[Extracted data]
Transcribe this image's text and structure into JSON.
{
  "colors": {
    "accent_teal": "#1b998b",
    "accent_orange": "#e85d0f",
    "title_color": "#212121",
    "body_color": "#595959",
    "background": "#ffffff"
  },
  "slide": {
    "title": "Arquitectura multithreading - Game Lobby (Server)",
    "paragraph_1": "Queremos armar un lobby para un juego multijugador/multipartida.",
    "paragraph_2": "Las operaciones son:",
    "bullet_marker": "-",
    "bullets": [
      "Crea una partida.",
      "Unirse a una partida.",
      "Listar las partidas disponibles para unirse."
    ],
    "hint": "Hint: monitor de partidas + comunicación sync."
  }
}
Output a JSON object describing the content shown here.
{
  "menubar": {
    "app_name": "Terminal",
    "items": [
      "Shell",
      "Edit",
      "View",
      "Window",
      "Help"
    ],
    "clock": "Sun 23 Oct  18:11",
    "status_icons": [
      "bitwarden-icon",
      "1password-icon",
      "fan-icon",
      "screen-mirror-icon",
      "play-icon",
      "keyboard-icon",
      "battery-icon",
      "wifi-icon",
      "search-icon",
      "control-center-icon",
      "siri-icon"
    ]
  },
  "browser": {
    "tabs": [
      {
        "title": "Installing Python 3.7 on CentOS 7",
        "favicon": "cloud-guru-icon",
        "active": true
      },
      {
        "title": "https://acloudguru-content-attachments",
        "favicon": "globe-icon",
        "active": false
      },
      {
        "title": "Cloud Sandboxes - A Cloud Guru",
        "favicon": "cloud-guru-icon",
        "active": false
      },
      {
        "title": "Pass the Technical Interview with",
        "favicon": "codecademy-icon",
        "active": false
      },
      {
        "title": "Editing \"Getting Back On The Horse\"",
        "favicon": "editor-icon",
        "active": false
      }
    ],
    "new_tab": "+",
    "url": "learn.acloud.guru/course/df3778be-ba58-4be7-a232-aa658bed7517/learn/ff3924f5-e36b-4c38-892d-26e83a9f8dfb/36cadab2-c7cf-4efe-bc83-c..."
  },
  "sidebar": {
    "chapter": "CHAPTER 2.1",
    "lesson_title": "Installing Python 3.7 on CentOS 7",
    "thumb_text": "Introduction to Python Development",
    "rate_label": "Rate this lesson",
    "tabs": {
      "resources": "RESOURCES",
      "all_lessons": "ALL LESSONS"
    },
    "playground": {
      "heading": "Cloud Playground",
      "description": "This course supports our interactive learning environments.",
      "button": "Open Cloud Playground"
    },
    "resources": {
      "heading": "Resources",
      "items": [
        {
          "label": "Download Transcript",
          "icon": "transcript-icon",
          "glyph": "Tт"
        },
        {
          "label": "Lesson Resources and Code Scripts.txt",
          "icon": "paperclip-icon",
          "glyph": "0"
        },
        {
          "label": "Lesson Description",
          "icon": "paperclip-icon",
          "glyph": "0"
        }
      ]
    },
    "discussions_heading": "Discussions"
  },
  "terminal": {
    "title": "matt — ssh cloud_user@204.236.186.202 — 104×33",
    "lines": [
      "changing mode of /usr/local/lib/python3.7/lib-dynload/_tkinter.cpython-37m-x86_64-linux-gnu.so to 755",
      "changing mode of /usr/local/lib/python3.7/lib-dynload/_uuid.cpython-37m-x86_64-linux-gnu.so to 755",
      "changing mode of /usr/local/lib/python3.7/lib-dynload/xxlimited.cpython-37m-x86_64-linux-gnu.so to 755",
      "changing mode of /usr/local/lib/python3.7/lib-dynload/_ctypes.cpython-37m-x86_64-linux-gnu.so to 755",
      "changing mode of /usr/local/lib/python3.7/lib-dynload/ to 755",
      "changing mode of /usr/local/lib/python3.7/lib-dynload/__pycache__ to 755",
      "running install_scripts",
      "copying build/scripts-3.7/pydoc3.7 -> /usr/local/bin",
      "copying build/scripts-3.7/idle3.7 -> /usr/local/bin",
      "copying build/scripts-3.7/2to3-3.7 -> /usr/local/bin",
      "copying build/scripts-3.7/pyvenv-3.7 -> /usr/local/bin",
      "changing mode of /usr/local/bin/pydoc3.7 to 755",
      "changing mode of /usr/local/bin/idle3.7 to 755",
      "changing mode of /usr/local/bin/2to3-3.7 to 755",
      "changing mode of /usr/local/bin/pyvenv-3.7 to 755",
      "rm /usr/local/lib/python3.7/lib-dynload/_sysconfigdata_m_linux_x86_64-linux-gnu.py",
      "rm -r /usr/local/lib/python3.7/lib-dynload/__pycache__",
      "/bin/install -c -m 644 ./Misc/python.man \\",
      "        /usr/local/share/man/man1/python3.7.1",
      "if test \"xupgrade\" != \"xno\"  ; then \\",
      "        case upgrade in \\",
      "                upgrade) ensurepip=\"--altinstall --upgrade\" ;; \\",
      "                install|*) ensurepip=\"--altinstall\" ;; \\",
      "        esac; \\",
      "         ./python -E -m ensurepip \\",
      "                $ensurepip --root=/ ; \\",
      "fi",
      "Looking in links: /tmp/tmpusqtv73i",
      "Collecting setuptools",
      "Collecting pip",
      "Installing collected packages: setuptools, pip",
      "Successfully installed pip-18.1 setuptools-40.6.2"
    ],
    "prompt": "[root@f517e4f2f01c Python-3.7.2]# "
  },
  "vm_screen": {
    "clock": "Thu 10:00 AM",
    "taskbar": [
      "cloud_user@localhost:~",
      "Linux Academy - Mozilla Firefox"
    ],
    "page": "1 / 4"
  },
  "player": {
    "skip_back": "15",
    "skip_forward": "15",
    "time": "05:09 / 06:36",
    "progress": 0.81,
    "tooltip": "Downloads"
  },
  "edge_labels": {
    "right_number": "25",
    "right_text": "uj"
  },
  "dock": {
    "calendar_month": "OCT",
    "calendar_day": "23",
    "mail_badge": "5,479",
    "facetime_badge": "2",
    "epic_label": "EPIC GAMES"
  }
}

[Task goal] Check each line of the records above for "clock", and copy those that have it.

[Expected answer]
    "clock": "Sun 23 Oct  18:11",
    "clock": "Thu 10:00 AM",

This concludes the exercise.